-- What the task asks --
Give back exactly the lines running from the line with "Read this page and output its text content." to the end of the entries, and only those lines.

[Extracted records]
● ● ●
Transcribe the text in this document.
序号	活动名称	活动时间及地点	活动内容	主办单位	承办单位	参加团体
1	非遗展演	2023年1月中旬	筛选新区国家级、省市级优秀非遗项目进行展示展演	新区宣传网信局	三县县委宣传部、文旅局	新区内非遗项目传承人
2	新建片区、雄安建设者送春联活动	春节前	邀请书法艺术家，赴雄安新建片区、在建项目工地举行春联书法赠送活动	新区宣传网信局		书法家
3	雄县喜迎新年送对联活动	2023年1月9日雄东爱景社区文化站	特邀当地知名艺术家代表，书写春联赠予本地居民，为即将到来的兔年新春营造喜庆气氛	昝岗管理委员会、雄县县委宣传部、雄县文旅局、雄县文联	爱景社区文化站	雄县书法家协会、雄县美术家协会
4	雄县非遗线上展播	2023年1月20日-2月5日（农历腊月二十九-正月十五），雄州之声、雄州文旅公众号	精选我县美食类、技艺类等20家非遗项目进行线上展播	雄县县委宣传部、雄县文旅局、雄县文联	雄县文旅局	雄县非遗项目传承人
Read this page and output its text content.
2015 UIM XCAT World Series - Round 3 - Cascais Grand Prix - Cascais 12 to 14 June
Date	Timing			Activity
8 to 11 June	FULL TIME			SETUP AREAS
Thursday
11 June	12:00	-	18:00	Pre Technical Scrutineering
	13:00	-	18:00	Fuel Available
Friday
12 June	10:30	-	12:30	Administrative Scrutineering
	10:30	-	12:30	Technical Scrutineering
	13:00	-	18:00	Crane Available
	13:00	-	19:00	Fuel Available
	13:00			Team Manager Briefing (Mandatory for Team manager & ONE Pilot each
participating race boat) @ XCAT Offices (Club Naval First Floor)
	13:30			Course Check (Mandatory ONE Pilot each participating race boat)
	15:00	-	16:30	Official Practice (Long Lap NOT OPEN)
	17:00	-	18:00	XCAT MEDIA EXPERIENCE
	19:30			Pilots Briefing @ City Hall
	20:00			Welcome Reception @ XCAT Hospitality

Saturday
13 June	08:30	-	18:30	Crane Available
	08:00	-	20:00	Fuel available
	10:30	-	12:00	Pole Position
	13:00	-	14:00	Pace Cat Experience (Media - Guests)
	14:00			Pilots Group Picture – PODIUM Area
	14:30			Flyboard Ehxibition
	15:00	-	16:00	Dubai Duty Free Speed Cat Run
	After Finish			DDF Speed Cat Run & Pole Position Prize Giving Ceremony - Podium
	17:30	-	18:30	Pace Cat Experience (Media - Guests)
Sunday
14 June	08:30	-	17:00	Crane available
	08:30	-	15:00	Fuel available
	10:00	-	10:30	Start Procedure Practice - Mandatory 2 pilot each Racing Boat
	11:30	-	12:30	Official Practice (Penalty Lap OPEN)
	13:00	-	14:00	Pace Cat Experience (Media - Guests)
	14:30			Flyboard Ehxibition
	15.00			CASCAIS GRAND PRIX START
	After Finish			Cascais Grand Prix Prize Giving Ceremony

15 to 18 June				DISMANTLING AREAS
● ● ●
-- Completed task --
Read this page and output its text content.
2015 UIM XCAT World Series - Round 3 - Cascais Grand Prix - Cascais 12 to 14 June
Date	Timing			Activity
8 to 11 June	FULL TIME			SETUP AREAS
Thursday
11 June	12:00	-	18:00	Pre Technical Scrutineering
	13:00	-	18:00	Fuel Available
Friday
12 June	10:30	-	12:30	Administrative Scrutineering
	10:30	-	12:30	Technical Scrutineering
	13:00	-	18:00	Crane Available
	13:00	-	19:00	Fuel Available
	13:00			Team Manager Briefing (Mandatory for Team manager & ONE Pilot each
participating race boat) @ XCAT Offices (Club Naval First Floor)
	13:30			Course Check (Mandatory ONE Pilot each participating race boat)
	15:00	-	16:30	Official Practice (Long Lap NOT OPEN)
	17:00	-	18:00	XCAT MEDIA EXPERIENCE
	19:30			Pilots Briefing @ City Hall
	20:00			Welcome Reception @ XCAT Hospitality

Saturday
13 June	08:30	-	18:30	Crane Available
	08:00	-	20:00	Fuel available
	10:30	-	12:00	Pole Position
	13:00	-	14:00	Pace Cat Experience (Media - Guests)
	14:00			Pilots Group Picture – PODIUM Area
	14:30			Flyboard Ehxibition
	15:00	-	16:00	Dubai Duty Free Speed Cat Run
	After Finish			DDF Speed Cat Run & Pole Position Prize Giving Ceremony - Podium
	17:30	-	18:30	Pace Cat Experience (Media - Guests)
Sunday
14 June	08:30	-	17:00	Crane available
	08:30	-	15:00	Fuel available
	10:00	-	10:30	Start Procedure Practice - Mandatory 2 pilot each Racing Boat
	11:30	-	12:30	Official Practice (Penalty Lap OPEN)
	13:00	-	14:00	Pace Cat Experience (Media - Guests)
	14:30			Flyboard Ehxibition
	15.00			CASCAIS GRAND PRIX START
	After Finish			Cascais Grand Prix Prize Giving Ceremony

15 to 18 June				DISMANTLING AREAS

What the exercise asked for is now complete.